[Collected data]
■ ■ ■ ■ ■ ■ ■

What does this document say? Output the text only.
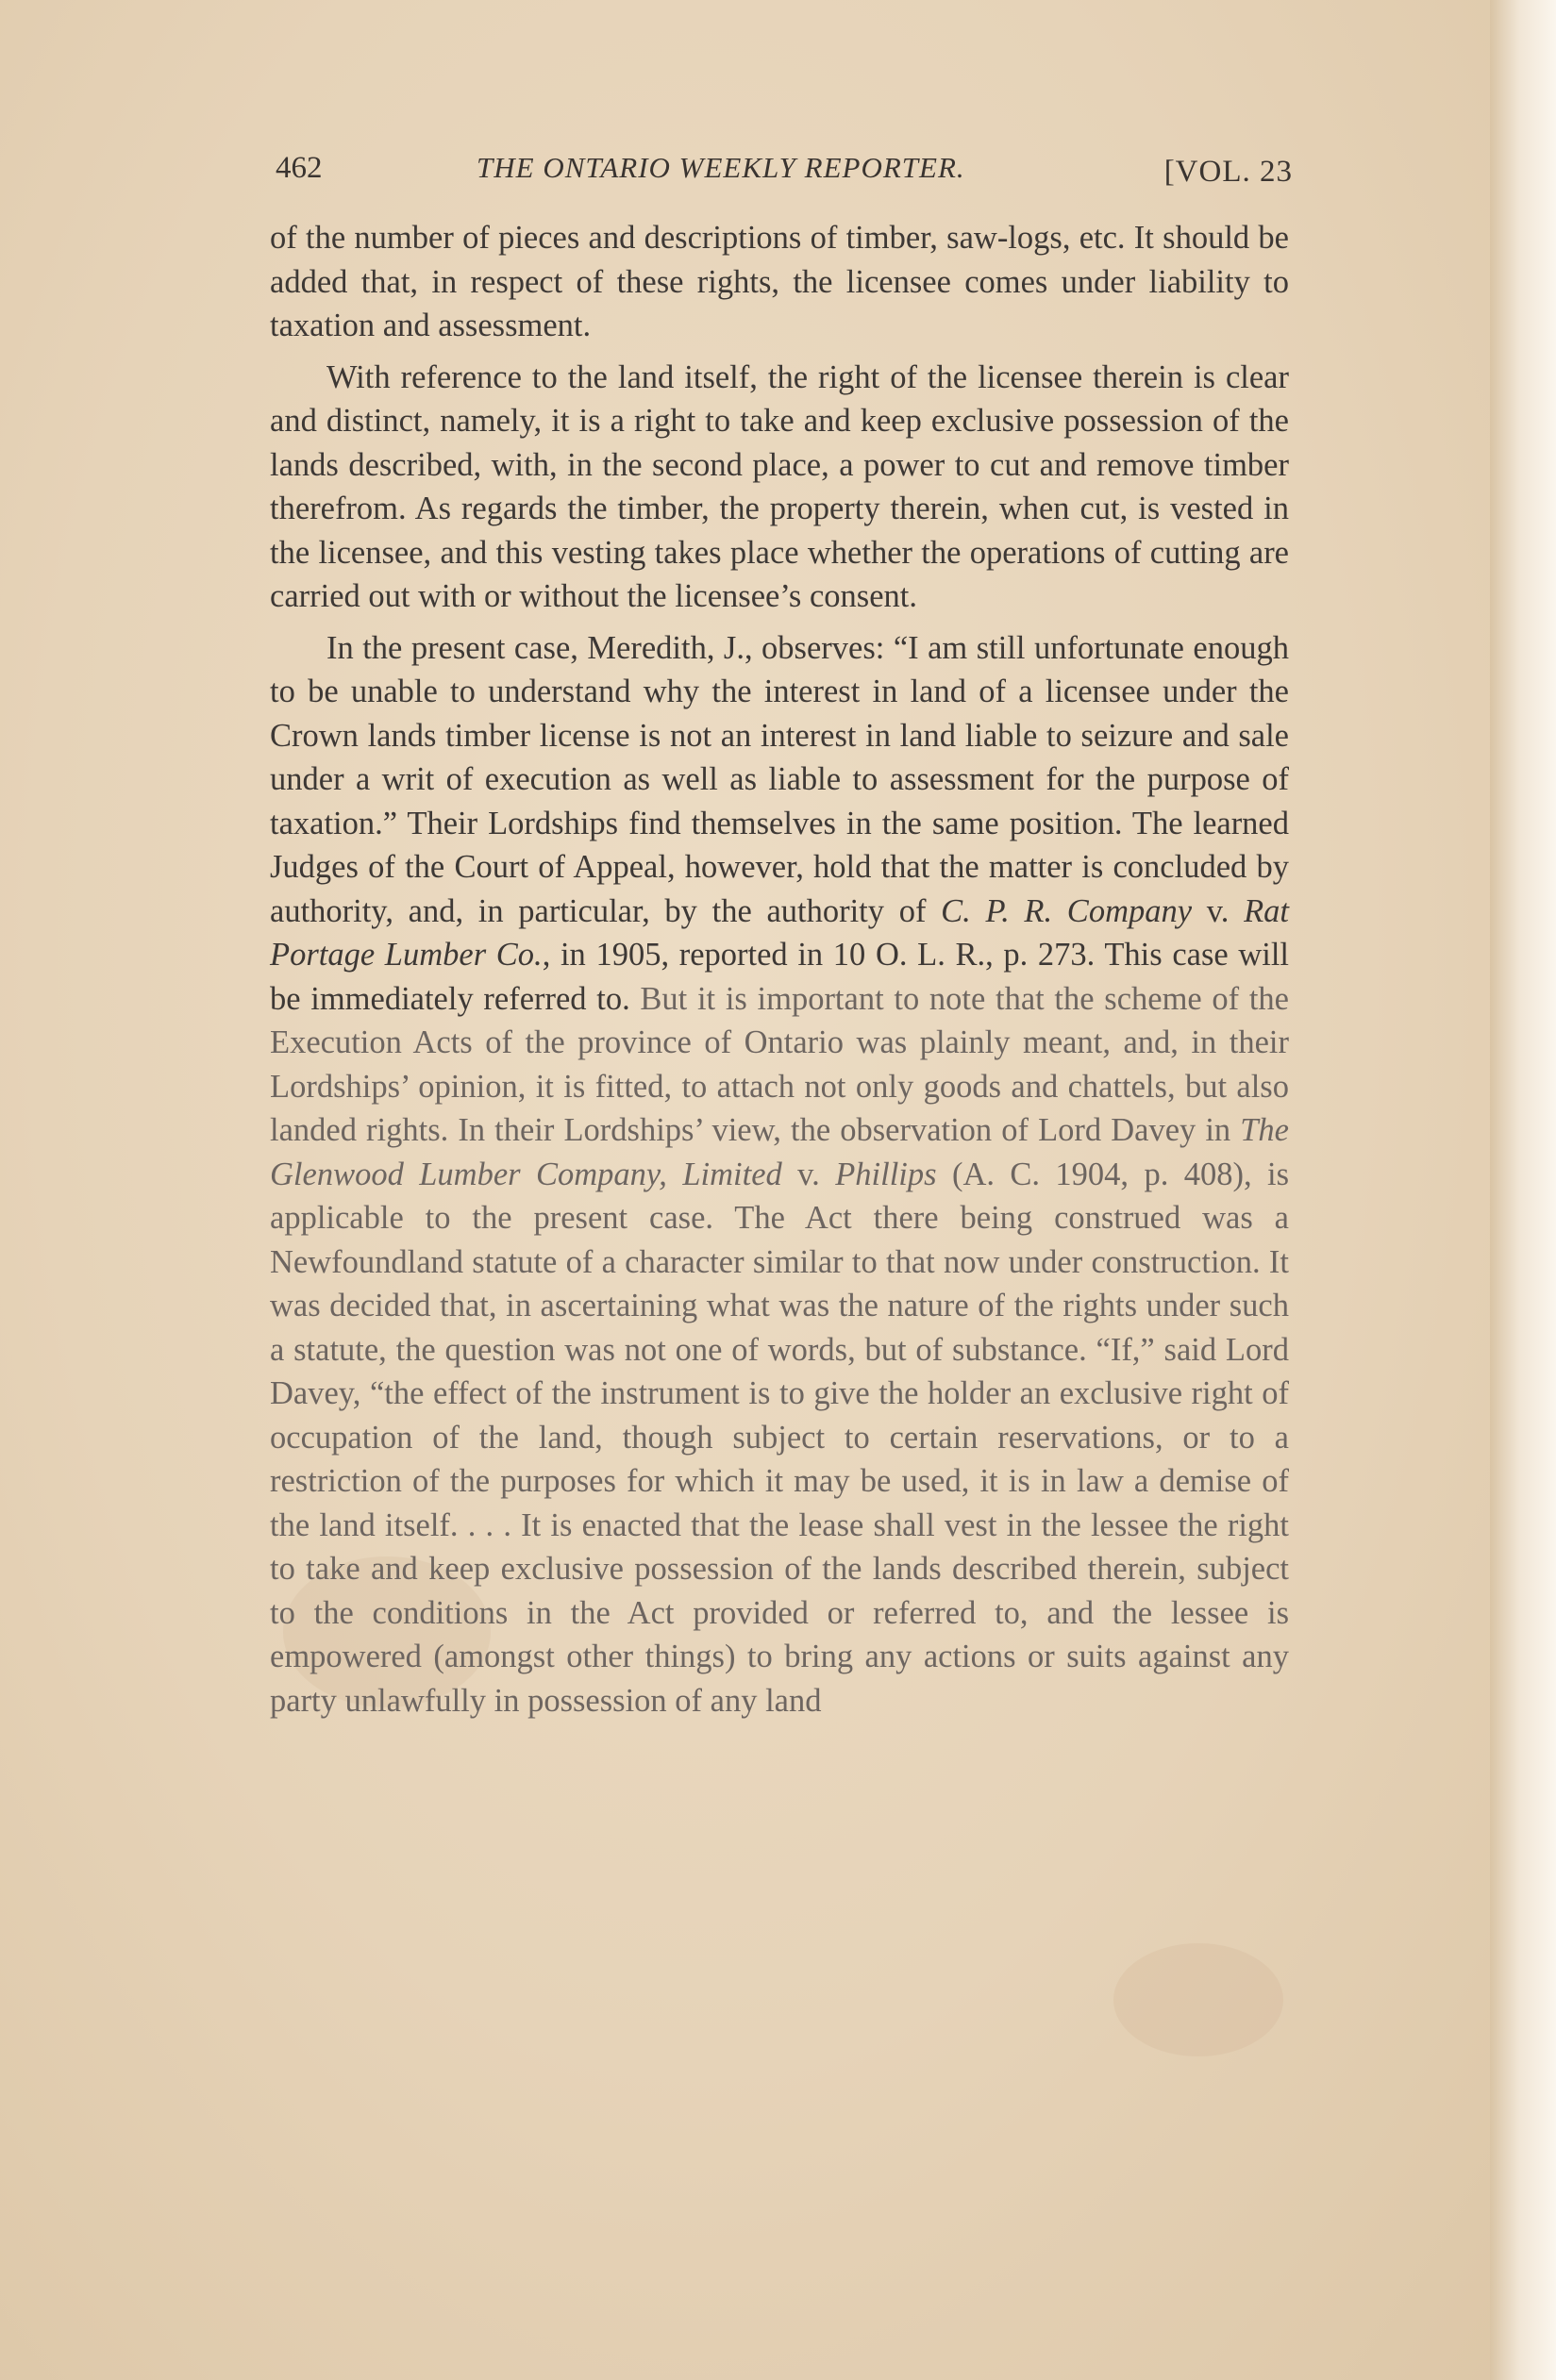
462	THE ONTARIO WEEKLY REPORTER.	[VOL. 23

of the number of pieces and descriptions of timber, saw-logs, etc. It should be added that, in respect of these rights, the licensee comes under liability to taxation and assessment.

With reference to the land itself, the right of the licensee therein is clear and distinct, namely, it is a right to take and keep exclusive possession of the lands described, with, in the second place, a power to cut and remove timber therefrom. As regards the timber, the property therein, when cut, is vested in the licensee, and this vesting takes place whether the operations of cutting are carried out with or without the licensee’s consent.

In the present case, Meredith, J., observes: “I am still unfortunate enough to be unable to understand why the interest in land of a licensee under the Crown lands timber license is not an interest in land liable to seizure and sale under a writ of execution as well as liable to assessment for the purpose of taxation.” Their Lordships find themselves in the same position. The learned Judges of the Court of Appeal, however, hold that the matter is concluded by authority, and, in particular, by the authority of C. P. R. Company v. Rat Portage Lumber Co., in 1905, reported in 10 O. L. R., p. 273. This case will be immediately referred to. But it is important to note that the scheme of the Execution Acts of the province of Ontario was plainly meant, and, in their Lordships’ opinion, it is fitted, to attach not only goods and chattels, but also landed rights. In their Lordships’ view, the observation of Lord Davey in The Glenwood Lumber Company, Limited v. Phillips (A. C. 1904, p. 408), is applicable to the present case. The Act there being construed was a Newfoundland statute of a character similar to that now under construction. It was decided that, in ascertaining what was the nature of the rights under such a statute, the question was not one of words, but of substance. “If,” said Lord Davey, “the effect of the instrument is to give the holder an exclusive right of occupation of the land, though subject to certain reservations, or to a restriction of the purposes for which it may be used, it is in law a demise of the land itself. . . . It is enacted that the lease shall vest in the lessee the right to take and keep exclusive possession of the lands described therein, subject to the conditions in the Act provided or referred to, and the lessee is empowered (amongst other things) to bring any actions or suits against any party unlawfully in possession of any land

■ ■ ■ ■ ■ ■ ■

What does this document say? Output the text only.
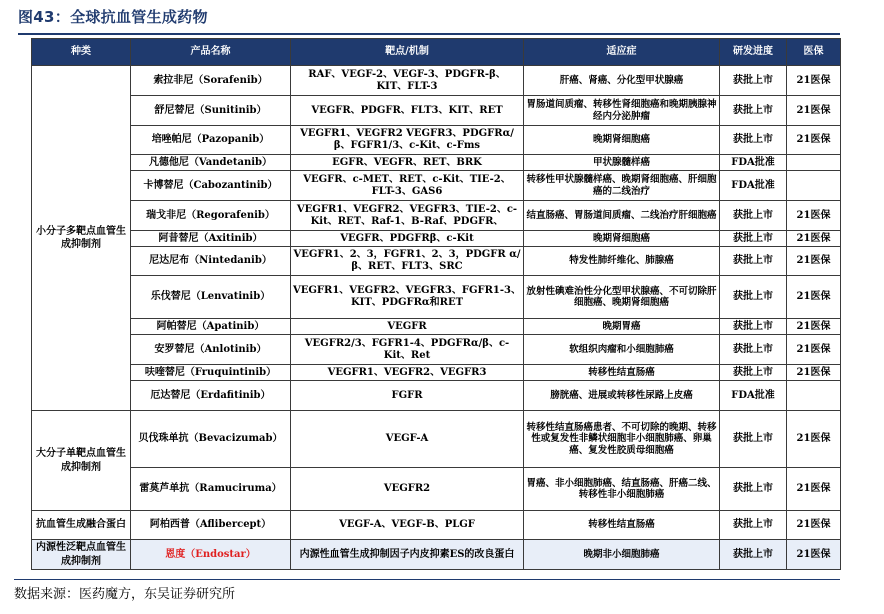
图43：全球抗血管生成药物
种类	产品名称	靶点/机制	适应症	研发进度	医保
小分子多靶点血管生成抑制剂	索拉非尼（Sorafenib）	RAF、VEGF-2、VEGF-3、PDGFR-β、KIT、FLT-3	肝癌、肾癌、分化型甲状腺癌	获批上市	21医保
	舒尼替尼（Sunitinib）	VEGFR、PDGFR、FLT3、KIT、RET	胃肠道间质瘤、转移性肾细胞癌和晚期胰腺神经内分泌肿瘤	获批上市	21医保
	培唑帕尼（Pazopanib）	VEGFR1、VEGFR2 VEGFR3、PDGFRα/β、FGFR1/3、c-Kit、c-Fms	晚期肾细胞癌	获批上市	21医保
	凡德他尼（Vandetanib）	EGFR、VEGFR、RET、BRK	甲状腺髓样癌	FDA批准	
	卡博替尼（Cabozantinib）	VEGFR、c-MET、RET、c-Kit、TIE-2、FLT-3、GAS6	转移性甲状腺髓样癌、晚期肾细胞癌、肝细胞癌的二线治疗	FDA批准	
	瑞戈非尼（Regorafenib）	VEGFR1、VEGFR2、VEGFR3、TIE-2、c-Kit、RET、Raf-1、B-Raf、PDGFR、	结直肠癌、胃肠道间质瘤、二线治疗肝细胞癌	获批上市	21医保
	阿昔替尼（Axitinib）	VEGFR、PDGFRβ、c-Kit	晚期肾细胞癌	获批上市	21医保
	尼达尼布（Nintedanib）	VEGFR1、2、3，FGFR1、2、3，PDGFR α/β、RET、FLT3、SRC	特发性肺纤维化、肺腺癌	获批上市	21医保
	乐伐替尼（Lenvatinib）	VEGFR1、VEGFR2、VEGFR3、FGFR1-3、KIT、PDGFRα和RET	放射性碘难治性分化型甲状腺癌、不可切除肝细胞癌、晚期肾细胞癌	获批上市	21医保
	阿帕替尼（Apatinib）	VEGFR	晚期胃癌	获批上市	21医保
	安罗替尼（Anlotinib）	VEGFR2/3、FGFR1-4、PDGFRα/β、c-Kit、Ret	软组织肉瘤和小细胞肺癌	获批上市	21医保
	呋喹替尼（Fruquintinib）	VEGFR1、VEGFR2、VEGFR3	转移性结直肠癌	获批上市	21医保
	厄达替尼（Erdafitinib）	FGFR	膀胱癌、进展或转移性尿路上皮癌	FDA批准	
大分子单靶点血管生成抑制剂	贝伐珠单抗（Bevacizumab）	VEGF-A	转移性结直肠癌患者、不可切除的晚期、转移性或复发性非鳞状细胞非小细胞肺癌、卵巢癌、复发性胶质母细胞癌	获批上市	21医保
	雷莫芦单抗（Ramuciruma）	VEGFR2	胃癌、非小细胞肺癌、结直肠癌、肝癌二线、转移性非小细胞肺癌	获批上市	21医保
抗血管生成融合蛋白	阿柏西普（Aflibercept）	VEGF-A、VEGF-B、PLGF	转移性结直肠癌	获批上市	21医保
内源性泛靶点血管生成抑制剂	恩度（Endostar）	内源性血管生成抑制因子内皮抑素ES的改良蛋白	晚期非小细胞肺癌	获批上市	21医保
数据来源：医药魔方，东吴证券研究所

■ ■ ■ ■ ■ ■ ■

Count the lines in the entries above that include the string "FDA批准", then give only that figure.

Correct response: 3